▸ Record extracts
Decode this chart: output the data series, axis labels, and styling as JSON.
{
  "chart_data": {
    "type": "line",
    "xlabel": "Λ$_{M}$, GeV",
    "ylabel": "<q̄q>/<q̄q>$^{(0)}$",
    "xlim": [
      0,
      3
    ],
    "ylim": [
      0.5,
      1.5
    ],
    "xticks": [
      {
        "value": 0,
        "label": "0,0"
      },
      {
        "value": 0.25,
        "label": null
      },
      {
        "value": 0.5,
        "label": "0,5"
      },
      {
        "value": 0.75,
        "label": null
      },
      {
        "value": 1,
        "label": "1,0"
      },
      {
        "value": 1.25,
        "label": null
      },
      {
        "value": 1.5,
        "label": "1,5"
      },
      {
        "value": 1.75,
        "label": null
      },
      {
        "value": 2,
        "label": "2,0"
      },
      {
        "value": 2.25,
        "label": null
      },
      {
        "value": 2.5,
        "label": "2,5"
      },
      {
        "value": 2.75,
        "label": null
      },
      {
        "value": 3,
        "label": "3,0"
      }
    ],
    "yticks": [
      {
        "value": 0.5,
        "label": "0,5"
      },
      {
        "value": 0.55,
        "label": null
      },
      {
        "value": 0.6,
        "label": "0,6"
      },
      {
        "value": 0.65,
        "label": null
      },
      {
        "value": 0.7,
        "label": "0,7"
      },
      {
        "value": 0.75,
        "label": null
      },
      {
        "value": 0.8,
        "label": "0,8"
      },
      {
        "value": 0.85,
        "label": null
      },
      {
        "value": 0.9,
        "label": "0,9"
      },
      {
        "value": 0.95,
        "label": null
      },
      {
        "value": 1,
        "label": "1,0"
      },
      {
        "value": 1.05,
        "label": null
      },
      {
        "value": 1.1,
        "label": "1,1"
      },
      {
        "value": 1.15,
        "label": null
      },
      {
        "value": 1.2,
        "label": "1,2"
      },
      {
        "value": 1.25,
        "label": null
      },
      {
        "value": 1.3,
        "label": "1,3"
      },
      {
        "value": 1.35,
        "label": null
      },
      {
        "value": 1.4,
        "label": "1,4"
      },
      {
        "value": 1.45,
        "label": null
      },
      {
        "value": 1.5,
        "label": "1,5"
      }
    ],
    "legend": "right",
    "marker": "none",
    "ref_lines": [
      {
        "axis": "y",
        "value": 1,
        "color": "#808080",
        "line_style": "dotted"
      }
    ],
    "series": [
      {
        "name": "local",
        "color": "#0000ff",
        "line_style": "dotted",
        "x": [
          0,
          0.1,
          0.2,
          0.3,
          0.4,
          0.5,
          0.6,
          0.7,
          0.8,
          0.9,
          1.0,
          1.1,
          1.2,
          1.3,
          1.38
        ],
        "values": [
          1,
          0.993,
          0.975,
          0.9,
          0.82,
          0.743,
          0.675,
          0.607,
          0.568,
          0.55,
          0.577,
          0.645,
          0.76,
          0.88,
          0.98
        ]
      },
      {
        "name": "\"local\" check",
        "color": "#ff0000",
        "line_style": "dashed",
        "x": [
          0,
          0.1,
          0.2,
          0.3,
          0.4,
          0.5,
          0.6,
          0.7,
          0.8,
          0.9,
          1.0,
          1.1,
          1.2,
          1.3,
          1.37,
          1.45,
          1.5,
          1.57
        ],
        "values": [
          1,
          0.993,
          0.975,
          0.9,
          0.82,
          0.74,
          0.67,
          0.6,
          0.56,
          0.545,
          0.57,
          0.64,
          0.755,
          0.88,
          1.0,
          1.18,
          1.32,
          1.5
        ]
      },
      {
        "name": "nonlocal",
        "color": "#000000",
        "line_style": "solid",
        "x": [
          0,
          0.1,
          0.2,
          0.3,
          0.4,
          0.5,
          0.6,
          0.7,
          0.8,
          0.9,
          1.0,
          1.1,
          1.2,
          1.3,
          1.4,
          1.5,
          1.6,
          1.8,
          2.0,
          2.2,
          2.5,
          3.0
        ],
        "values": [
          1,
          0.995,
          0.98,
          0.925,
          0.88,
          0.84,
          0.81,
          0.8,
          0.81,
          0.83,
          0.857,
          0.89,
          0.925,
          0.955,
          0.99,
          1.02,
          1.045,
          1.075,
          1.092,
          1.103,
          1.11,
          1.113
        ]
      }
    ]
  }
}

▸ Given problem
Select every line where the word "color" occurs.

▸ The answer
        "color": "#808080",
        "color": "#0000ff",
        "color": "#ff0000",
        "color": "#000000",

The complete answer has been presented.